**EXERCISE BRIEF**: Scan the listing below for the word "JSON" and state how many lines hold it. Write nothing but the number.

**RECORDS SHOWN**:
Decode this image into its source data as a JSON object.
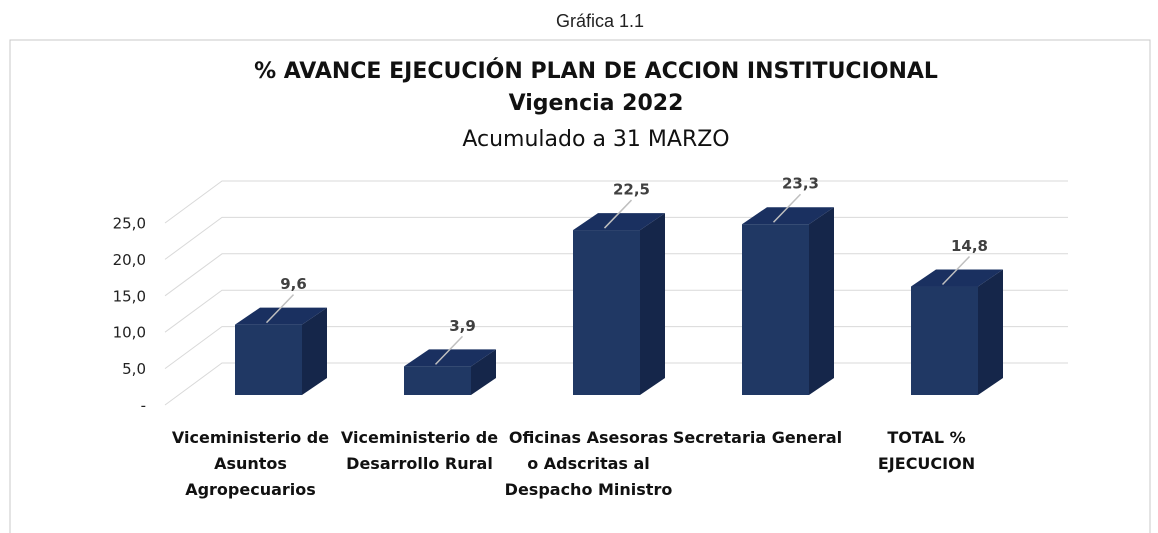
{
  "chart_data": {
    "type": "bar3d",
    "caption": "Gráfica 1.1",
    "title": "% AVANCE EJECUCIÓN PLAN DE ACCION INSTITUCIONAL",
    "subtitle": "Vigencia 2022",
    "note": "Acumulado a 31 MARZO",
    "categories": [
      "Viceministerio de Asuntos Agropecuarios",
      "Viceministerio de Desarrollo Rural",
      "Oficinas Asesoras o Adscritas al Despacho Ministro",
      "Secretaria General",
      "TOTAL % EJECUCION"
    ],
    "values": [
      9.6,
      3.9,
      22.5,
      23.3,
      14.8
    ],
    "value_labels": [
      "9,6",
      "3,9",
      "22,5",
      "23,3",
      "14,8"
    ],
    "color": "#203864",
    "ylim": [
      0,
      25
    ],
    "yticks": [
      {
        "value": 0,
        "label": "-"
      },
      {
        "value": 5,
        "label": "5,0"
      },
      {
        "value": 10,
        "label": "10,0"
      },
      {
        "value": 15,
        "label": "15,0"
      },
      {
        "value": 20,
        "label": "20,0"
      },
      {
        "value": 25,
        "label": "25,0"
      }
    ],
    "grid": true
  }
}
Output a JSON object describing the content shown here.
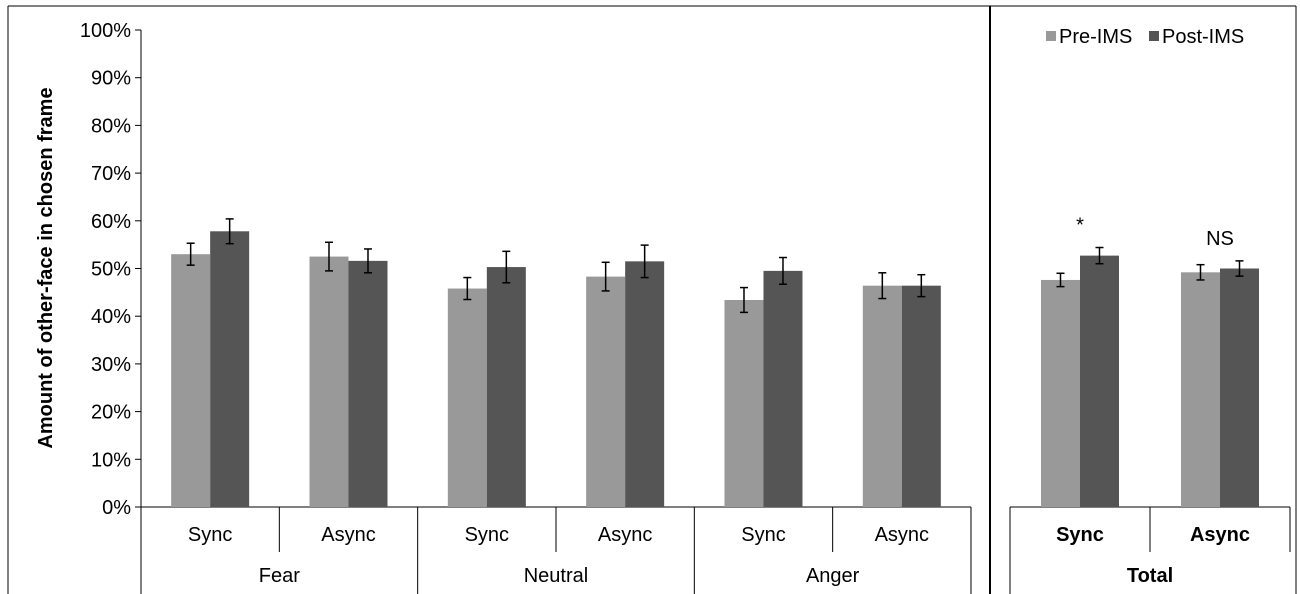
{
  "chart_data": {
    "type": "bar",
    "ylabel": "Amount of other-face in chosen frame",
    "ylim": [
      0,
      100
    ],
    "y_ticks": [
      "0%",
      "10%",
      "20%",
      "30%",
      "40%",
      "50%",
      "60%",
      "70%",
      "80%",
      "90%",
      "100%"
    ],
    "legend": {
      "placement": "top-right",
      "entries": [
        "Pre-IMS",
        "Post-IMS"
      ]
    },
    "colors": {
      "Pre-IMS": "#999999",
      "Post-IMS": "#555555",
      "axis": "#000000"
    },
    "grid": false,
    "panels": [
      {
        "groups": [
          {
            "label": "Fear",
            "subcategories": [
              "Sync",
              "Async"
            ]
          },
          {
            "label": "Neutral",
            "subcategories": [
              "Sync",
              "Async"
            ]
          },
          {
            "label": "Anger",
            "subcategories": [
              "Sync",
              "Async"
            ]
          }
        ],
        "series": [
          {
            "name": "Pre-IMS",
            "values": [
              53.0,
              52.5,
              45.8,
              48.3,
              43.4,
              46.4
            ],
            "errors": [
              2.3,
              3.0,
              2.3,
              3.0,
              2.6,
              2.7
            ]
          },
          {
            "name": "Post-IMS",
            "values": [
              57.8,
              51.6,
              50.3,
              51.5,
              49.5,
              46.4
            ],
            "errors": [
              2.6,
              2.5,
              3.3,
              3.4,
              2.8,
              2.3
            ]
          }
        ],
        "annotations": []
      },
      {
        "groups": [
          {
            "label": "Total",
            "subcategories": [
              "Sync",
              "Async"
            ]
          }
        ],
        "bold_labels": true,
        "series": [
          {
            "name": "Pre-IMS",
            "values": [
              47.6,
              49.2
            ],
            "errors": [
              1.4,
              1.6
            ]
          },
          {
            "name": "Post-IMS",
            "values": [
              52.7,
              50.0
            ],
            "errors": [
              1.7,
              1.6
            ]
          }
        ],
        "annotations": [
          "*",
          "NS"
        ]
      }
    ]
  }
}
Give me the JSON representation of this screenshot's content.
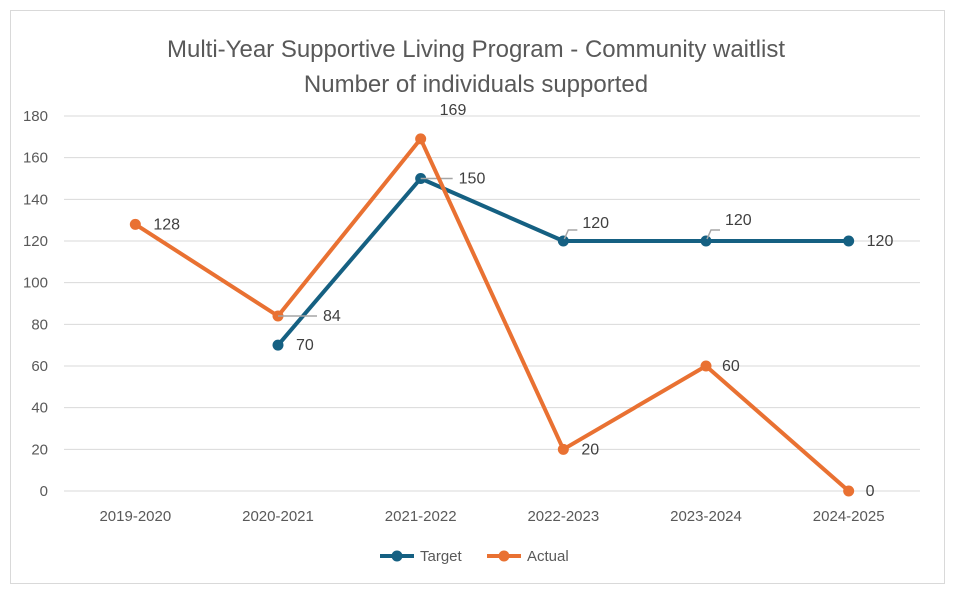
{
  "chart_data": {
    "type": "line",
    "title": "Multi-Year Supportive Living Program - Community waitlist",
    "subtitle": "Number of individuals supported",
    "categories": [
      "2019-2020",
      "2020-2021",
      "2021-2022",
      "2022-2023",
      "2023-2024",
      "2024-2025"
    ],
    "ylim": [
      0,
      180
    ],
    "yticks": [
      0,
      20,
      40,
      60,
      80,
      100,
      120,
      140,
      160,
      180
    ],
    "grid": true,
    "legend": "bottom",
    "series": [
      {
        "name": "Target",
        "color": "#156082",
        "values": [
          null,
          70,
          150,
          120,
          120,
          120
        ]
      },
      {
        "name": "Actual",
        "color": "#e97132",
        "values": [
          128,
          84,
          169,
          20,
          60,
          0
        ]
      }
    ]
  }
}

**ANSWER TO THIS EXERCISE**: 3